──────── Entries shown ────────

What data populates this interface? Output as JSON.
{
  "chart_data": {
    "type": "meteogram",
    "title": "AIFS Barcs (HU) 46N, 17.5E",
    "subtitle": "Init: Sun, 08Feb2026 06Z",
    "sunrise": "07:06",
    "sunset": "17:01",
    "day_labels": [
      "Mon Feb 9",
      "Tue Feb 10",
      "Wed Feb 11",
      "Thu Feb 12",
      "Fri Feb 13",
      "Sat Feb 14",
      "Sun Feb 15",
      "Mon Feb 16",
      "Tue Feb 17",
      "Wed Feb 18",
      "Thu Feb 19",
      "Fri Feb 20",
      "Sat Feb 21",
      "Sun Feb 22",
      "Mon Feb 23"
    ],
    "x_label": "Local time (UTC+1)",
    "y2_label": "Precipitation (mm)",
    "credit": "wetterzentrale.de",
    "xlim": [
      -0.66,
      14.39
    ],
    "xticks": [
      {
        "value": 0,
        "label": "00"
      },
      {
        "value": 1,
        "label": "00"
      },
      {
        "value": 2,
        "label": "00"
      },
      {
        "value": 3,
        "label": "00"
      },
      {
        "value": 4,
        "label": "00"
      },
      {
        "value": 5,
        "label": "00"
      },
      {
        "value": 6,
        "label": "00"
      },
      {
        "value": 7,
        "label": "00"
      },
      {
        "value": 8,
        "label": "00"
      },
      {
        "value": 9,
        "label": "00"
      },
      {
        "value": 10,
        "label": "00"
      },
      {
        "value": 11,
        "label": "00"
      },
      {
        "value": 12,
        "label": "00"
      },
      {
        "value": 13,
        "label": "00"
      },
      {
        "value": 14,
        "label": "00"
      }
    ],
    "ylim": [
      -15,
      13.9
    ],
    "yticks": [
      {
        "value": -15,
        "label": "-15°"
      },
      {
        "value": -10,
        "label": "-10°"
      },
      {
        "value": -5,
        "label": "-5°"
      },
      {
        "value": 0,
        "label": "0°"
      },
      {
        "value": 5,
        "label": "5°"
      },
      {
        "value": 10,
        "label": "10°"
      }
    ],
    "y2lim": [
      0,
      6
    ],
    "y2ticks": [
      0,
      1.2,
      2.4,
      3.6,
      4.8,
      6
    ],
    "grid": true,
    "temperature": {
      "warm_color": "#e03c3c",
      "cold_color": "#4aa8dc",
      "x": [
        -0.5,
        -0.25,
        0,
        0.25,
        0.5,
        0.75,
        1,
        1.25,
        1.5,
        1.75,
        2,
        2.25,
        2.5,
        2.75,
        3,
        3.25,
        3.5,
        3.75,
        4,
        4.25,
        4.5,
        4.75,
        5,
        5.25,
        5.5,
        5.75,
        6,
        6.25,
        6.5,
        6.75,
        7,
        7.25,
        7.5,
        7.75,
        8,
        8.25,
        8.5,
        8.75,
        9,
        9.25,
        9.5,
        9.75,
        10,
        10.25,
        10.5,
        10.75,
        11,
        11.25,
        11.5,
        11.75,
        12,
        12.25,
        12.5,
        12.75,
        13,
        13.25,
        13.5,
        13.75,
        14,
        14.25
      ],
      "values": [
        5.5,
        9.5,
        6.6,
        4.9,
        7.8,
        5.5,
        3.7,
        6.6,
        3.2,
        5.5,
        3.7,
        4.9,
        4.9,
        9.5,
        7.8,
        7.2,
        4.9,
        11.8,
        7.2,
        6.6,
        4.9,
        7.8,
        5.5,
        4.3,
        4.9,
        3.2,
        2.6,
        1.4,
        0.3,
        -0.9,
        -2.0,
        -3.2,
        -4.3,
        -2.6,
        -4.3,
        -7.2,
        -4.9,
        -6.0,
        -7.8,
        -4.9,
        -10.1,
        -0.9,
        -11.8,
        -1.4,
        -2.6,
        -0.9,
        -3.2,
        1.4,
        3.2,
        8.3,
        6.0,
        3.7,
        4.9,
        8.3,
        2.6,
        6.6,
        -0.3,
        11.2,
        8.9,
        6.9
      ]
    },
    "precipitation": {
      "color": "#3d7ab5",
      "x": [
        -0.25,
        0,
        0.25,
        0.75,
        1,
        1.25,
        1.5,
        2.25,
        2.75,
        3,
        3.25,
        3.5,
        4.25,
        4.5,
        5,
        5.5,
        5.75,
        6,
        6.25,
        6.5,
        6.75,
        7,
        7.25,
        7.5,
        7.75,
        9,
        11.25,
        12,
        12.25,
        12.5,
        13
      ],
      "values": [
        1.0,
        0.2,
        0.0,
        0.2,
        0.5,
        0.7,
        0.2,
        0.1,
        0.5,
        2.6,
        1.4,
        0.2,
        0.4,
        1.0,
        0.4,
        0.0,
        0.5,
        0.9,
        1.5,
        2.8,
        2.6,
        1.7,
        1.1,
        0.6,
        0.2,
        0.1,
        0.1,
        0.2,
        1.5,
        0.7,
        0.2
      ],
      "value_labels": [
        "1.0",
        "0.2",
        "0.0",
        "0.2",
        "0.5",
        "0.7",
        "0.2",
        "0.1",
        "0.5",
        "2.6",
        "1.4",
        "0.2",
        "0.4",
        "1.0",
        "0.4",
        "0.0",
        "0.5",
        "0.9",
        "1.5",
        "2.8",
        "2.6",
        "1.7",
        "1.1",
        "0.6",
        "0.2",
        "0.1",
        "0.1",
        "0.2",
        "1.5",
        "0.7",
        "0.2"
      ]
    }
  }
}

────────

Reproduce every record, matching each line exactly.

What data populates this interface? Output as JSON.
{
  "chart_data": {
    "type": "meteogram",
    "title": "AIFS Barcs (HU) 46N, 17.5E",
    "subtitle": "Init: Sun, 08Feb2026 06Z",
    "sunrise": "07:06",
    "sunset": "17:01",
    "day_labels": [
      "Mon Feb 9",
      "Tue Feb 10",
      "Wed Feb 11",
      "Thu Feb 12",
      "Fri Feb 13",
      "Sat Feb 14",
      "Sun Feb 15",
      "Mon Feb 16",
      "Tue Feb 17",
      "Wed Feb 18",
      "Thu Feb 19",
      "Fri Feb 20",
      "Sat Feb 21",
      "Sun Feb 22",
      "Mon Feb 23"
    ],
    "x_label": "Local time (UTC+1)",
    "y2_label": "Precipitation (mm)",
    "credit": "wetterzentrale.de",
    "xlim": [
      -0.66,
      14.39
    ],
    "xticks": [
      {
        "value": 0,
        "label": "00"
      },
      {
        "value": 1,
        "label": "00"
      },
      {
        "value": 2,
        "label": "00"
      },
      {
        "value": 3,
        "label": "00"
      },
      {
        "value": 4,
        "label": "00"
      },
      {
        "value": 5,
        "label": "00"
      },
      {
        "value": 6,
        "label": "00"
      },
      {
        "value": 7,
        "label": "00"
      },
      {
        "value": 8,
        "label": "00"
      },
      {
        "value": 9,
        "label": "00"
      },
      {
        "value": 10,
        "label": "00"
      },
      {
        "value": 11,
        "label": "00"
      },
      {
        "value": 12,
        "label": "00"
      },
      {
        "value": 13,
        "label": "00"
      },
      {
        "value": 14,
        "label": "00"
      }
    ],
    "ylim": [
      -15,
      13.9
    ],
    "yticks": [
      {
        "value": -15,
        "label": "-15°"
      },
      {
        "value": -10,
        "label": "-10°"
      },
      {
        "value": -5,
        "label": "-5°"
      },
      {
        "value": 0,
        "label": "0°"
      },
      {
        "value": 5,
        "label": "5°"
      },
      {
        "value": 10,
        "label": "10°"
      }
    ],
    "y2lim": [
      0,
      6
    ],
    "y2ticks": [
      0,
      1.2,
      2.4,
      3.6,
      4.8,
      6
    ],
    "grid": true,
    "temperature": {
      "warm_color": "#e03c3c",
      "cold_color": "#4aa8dc",
      "x": [
        -0.5,
        -0.25,
        0,
        0.25,
        0.5,
        0.75,
        1,
        1.25,
        1.5,
        1.75,
        2,
        2.25,
        2.5,
        2.75,
        3,
        3.25,
        3.5,
        3.75,
        4,
        4.25,
        4.5,
        4.75,
        5,
        5.25,
        5.5,
        5.75,
        6,
        6.25,
        6.5,
        6.75,
        7,
        7.25,
        7.5,
        7.75,
        8,
        8.25,
        8.5,
        8.75,
        9,
        9.25,
        9.5,
        9.75,
        10,
        10.25,
        10.5,
        10.75,
        11,
        11.25,
        11.5,
        11.75,
        12,
        12.25,
        12.5,
        12.75,
        13,
        13.25,
        13.5,
        13.75,
        14,
        14.25
      ],
      "values": [
        5.5,
        9.5,
        6.6,
        4.9,
        7.8,
        5.5,
        3.7,
        6.6,
        3.2,
        5.5,
        3.7,
        4.9,
        4.9,
        9.5,
        7.8,
        7.2,
        4.9,
        11.8,
        7.2,
        6.6,
        4.9,
        7.8,
        5.5,
        4.3,
        4.9,
        3.2,
        2.6,
        1.4,
        0.3,
        -0.9,
        -2.0,
        -3.2,
        -4.3,
        -2.6,
        -4.3,
        -7.2,
        -4.9,
        -6.0,
        -7.8,
        -4.9,
        -10.1,
        -0.9,
        -11.8,
        -1.4,
        -2.6,
        -0.9,
        -3.2,
        1.4,
        3.2,
        8.3,
        6.0,
        3.7,
        4.9,
        8.3,
        2.6,
        6.6,
        -0.3,
        11.2,
        8.9,
        6.9
      ]
    },
    "precipitation": {
      "color": "#3d7ab5",
      "x": [
        -0.25,
        0,
        0.25,
        0.75,
        1,
        1.25,
        1.5,
        2.25,
        2.75,
        3,
        3.25,
        3.5,
        4.25,
        4.5,
        5,
        5.5,
        5.75,
        6,
        6.25,
        6.5,
        6.75,
        7,
        7.25,
        7.5,
        7.75,
        9,
        11.25,
        12,
        12.25,
        12.5,
        13
      ],
      "values": [
        1.0,
        0.2,
        0.0,
        0.2,
        0.5,
        0.7,
        0.2,
        0.1,
        0.5,
        2.6,
        1.4,
        0.2,
        0.4,
        1.0,
        0.4,
        0.0,
        0.5,
        0.9,
        1.5,
        2.8,
        2.6,
        1.7,
        1.1,
        0.6,
        0.2,
        0.1,
        0.1,
        0.2,
        1.5,
        0.7,
        0.2
      ],
      "value_labels": [
        "1.0",
        "0.2",
        "0.0",
        "0.2",
        "0.5",
        "0.7",
        "0.2",
        "0.1",
        "0.5",
        "2.6",
        "1.4",
        "0.2",
        "0.4",
        "1.0",
        "0.4",
        "0.0",
        "0.5",
        "0.9",
        "1.5",
        "2.8",
        "2.6",
        "1.7",
        "1.1",
        "0.6",
        "0.2",
        "0.1",
        "0.1",
        "0.2",
        "1.5",
        "0.7",
        "0.2"
      ]
    }
  }
}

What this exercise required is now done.